====== Dataset extract ======
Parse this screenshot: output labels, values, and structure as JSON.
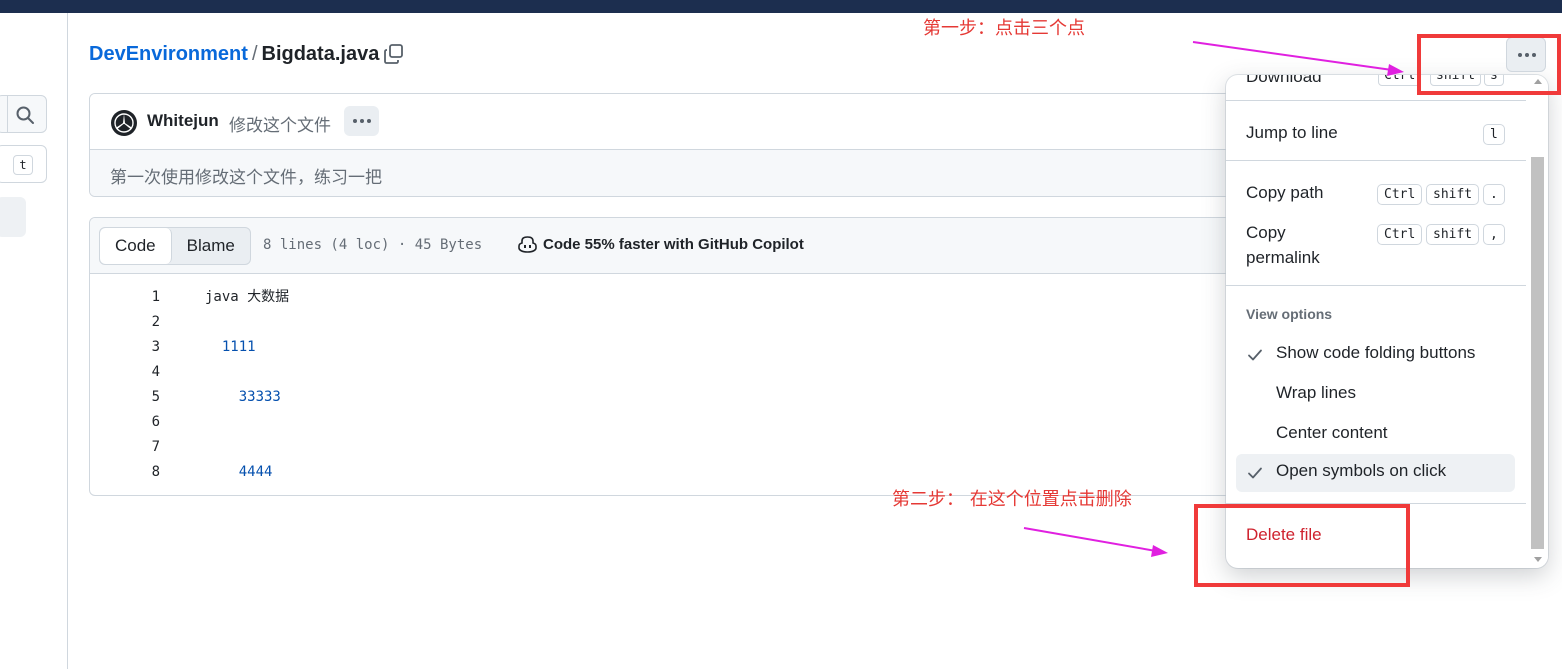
{
  "breadcrumb": {
    "repo": "DevEnvironment",
    "separator": "/",
    "file": "Bigdata.java"
  },
  "sidebar": {
    "search_icon": "search-icon",
    "key_hint": "t"
  },
  "commit": {
    "author": "Whitejun",
    "message": "修改这个文件",
    "description": "第一次使用修改这个文件，练习一把"
  },
  "code_view": {
    "tabs": [
      "Code",
      "Blame"
    ],
    "active_tab": "Code",
    "meta": "8 lines (4 loc) · 45 Bytes",
    "copilot_text": "Code 55% faster with GitHub Copilot",
    "lines": [
      {
        "n": "1",
        "text": "java 大数据",
        "kind": "text"
      },
      {
        "n": "2",
        "text": "",
        "kind": "text"
      },
      {
        "n": "3",
        "text": "  1111",
        "kind": "num"
      },
      {
        "n": "4",
        "text": "",
        "kind": "text"
      },
      {
        "n": "5",
        "text": "    33333",
        "kind": "num"
      },
      {
        "n": "6",
        "text": "",
        "kind": "text"
      },
      {
        "n": "7",
        "text": "",
        "kind": "text"
      },
      {
        "n": "8",
        "text": "    4444",
        "kind": "num"
      }
    ]
  },
  "menu": {
    "clipped_item": "Download",
    "clipped_keys": [
      "Ctrl",
      "shift",
      "s"
    ],
    "jump_to_line": {
      "label": "Jump to line",
      "key": "l"
    },
    "copy_path": {
      "label": "Copy path",
      "keys": [
        "Ctrl",
        "shift",
        "."
      ]
    },
    "copy_permalink": {
      "label_line1": "Copy",
      "label_line2": "permalink",
      "keys": [
        "Ctrl",
        "shift",
        ","
      ]
    },
    "view_options_label": "View options",
    "options": [
      {
        "label": "Show code folding buttons",
        "checked": true
      },
      {
        "label": "Wrap lines",
        "checked": false
      },
      {
        "label": "Center content",
        "checked": false
      },
      {
        "label": "Open symbols on click",
        "checked": true,
        "highlighted": true
      }
    ],
    "delete_label": "Delete file"
  },
  "annotations": {
    "step1": "第一步：点击三个点",
    "step2": "第二步： 在这个位置点击删除"
  },
  "colors": {
    "link": "#0969da",
    "danger": "#cf222e",
    "annotation_red": "#e53935",
    "annotation_arrow": "#e020e0",
    "topbar": "#1c2e4f"
  }
}
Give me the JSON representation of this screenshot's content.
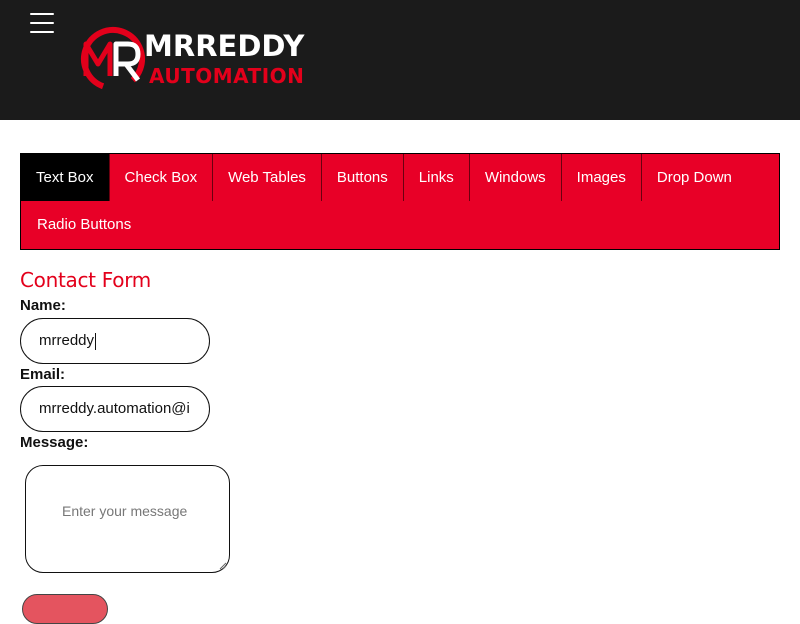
{
  "header": {
    "brand_line_1": "MRREDDY",
    "brand_line_2": "AUTOMATION",
    "logo_initials": "MR"
  },
  "icons": {
    "menu": "hamburger-menu-icon"
  },
  "colors": {
    "header_bg": "#1b1b1b",
    "accent_red": "#e80027",
    "active_tab_bg": "#000000",
    "title_red": "#e3001b"
  },
  "nav": {
    "items": [
      {
        "label": "Text Box",
        "active": true
      },
      {
        "label": "Check Box",
        "active": false
      },
      {
        "label": "Web Tables",
        "active": false
      },
      {
        "label": "Buttons",
        "active": false
      },
      {
        "label": "Links",
        "active": false
      },
      {
        "label": "Windows",
        "active": false
      },
      {
        "label": "Images",
        "active": false
      },
      {
        "label": "Drop Down",
        "active": false
      },
      {
        "label": "Radio Buttons",
        "active": false
      }
    ]
  },
  "form": {
    "title": "Contact Form",
    "name_label": "Name:",
    "name_value": "mrreddy",
    "email_label": "Email:",
    "email_value": "mrreddy.automation@i",
    "message_label": "Message:",
    "message_placeholder": "Enter your message"
  }
}
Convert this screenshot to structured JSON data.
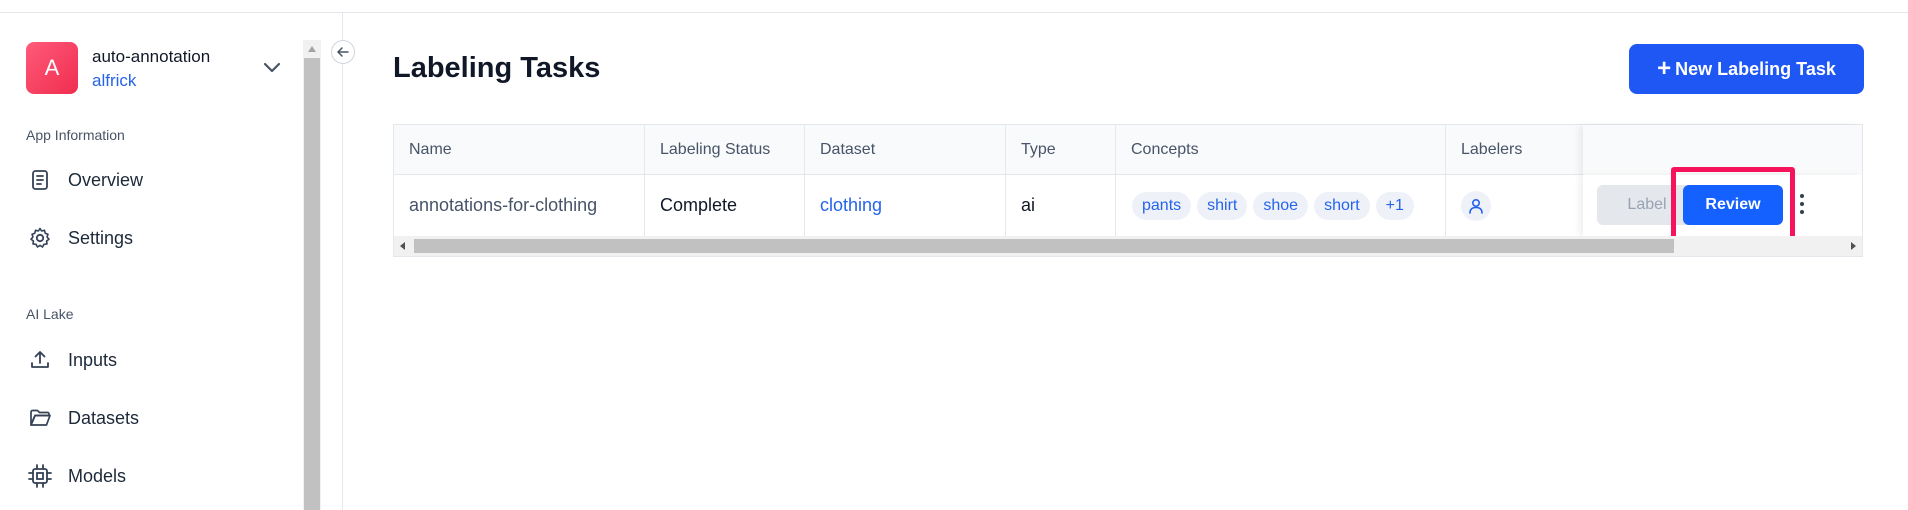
{
  "app": {
    "avatar_letter": "A",
    "name": "auto-annotation",
    "user": "alfrick"
  },
  "sidebar": {
    "section_app_info": "App Information",
    "section_ai_lake": "AI Lake",
    "items": [
      {
        "label": "Overview",
        "icon": "document-icon"
      },
      {
        "label": "Settings",
        "icon": "gear-icon"
      },
      {
        "label": "Inputs",
        "icon": "upload-icon"
      },
      {
        "label": "Datasets",
        "icon": "folder-icon"
      },
      {
        "label": "Models",
        "icon": "chip-icon"
      }
    ]
  },
  "main": {
    "title": "Labeling Tasks",
    "new_task_label": "New Labeling Task"
  },
  "table": {
    "headers": {
      "name": "Name",
      "status": "Labeling Status",
      "dataset": "Dataset",
      "type": "Type",
      "concepts": "Concepts",
      "labelers": "Labelers"
    },
    "rows": [
      {
        "name": "annotations-for-clothing",
        "status": "Complete",
        "dataset": "clothing",
        "type": "ai",
        "concepts": [
          "pants",
          "shirt",
          "shoe",
          "short"
        ],
        "concepts_more": "+1",
        "label_button": "Label",
        "review_button": "Review"
      }
    ]
  },
  "colors": {
    "primary": "#1f57f5",
    "highlight": "#f5145c",
    "link": "#2563eb"
  }
}
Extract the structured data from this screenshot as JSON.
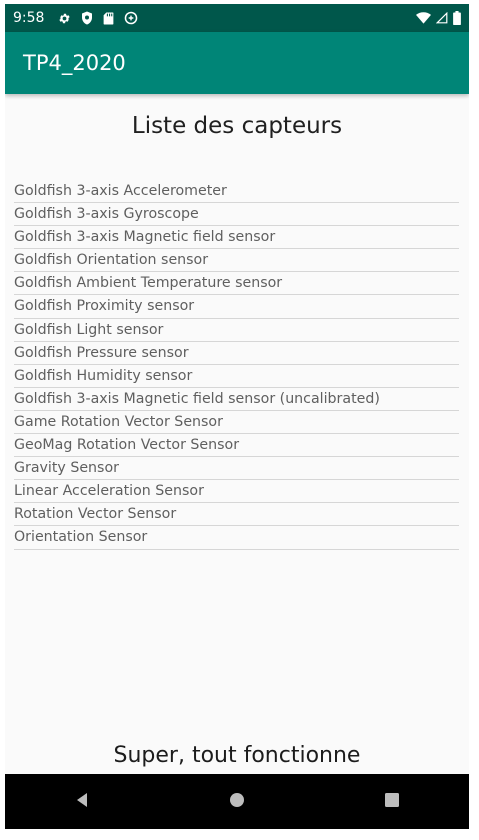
{
  "status_bar": {
    "time": "9:58",
    "left_icons": [
      "settings-icon",
      "shield-icon",
      "sd-card-icon",
      "data-saver-icon"
    ],
    "right_icons": [
      "wifi-icon",
      "signal-icon",
      "battery-icon"
    ]
  },
  "app_bar": {
    "title": "TP4_2020"
  },
  "main": {
    "title": "Liste des capteurs",
    "sensors": [
      "Goldfish 3-axis Accelerometer",
      "Goldfish 3-axis Gyroscope",
      "Goldfish 3-axis Magnetic field sensor",
      "Goldfish Orientation sensor",
      "Goldfish Ambient Temperature sensor",
      "Goldfish Proximity sensor",
      "Goldfish Light sensor",
      "Goldfish Pressure sensor",
      "Goldfish Humidity sensor",
      "Goldfish 3-axis Magnetic field sensor (uncalibrated)",
      "Game Rotation Vector Sensor",
      "GeoMag Rotation Vector Sensor",
      "Gravity Sensor",
      "Linear Acceleration Sensor",
      "Rotation Vector Sensor",
      "Orientation Sensor"
    ],
    "status_message": "Super, tout fonctionne"
  },
  "nav_bar": {
    "buttons": [
      "back-icon",
      "home-icon",
      "recents-icon"
    ]
  },
  "colors": {
    "status_bar": "#00574b",
    "app_bar": "#008577",
    "background": "#fafafa",
    "nav_bar": "#000000"
  }
}
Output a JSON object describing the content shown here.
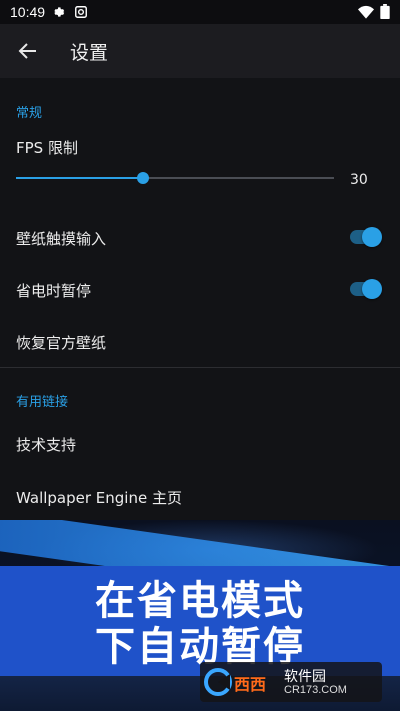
{
  "status_bar": {
    "time": "10:49",
    "left_icons": [
      "gear-icon",
      "screenshot-icon"
    ],
    "right_icons": [
      "wifi-icon",
      "battery-icon"
    ]
  },
  "app_bar": {
    "title": "设置",
    "back_icon": "arrow-left-icon"
  },
  "sections": {
    "general": {
      "header": "常规",
      "fps_label": "FPS 限制",
      "fps_value": "30",
      "fps_slider_fraction": 0.4,
      "wallpaper_touch_label": "壁纸触摸输入",
      "wallpaper_touch_on": true,
      "battery_pause_label": "省电时暂停",
      "battery_pause_on": true,
      "restore_label": "恢复官方壁纸"
    },
    "links": {
      "header": "有用链接",
      "support_label": "技术支持",
      "homepage_label": "Wallpaper Engine 主页"
    }
  },
  "promo": {
    "line1": "在省电模式",
    "line2": "下自动暂停"
  },
  "watermark": {
    "brand": "西西",
    "site_name": "软件园",
    "site_url": "CR173.COM"
  },
  "colors": {
    "accent": "#2aa0e6",
    "promo_band": "#1f52c9"
  }
}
======
Where a line above contains the word "JSON", copy that line.

- Task output -
Parse this screenshot: output labels, values, and structure as JSON.
Give me the JSON representation of this screenshot's content.
Convert this screenshot to structured JSON data.
Extract the structured data from this screenshot as JSON.
Output a JSON object describing the content shown here.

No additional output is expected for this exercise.